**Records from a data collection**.
****************************************
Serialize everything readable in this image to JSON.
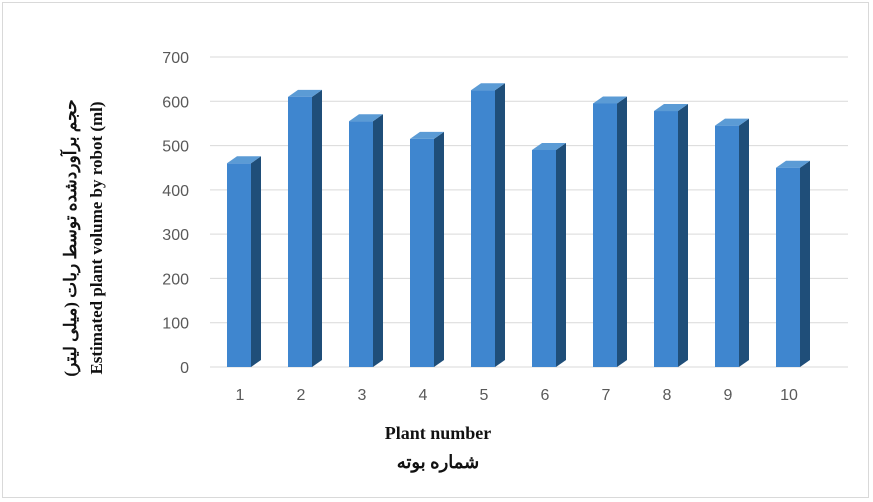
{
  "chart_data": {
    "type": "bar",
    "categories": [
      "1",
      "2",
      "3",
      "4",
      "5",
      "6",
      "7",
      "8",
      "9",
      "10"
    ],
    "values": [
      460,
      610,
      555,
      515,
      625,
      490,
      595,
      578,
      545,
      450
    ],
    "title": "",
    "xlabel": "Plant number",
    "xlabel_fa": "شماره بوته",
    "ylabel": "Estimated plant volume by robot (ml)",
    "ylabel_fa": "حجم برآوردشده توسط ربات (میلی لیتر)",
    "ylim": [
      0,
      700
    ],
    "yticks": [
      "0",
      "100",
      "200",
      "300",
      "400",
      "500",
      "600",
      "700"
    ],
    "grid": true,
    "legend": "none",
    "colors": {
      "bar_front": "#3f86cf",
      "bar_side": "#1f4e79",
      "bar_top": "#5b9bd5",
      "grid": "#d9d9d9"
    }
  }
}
****************************************
**Written exercise**. Copy out every line of the material above exactly, skipping the pictures.

**Task result**.
Serialize everything readable in this image to JSON.
{
  "chart_data": {
    "type": "bar",
    "categories": [
      "1",
      "2",
      "3",
      "4",
      "5",
      "6",
      "7",
      "8",
      "9",
      "10"
    ],
    "values": [
      460,
      610,
      555,
      515,
      625,
      490,
      595,
      578,
      545,
      450
    ],
    "title": "",
    "xlabel": "Plant number",
    "xlabel_fa": "شماره بوته",
    "ylabel": "Estimated plant volume by robot (ml)",
    "ylabel_fa": "حجم برآوردشده توسط ربات (میلی لیتر)",
    "ylim": [
      0,
      700
    ],
    "yticks": [
      "0",
      "100",
      "200",
      "300",
      "400",
      "500",
      "600",
      "700"
    ],
    "grid": true,
    "legend": "none",
    "colors": {
      "bar_front": "#3f86cf",
      "bar_side": "#1f4e79",
      "bar_top": "#5b9bd5",
      "grid": "#d9d9d9"
    }
  }
}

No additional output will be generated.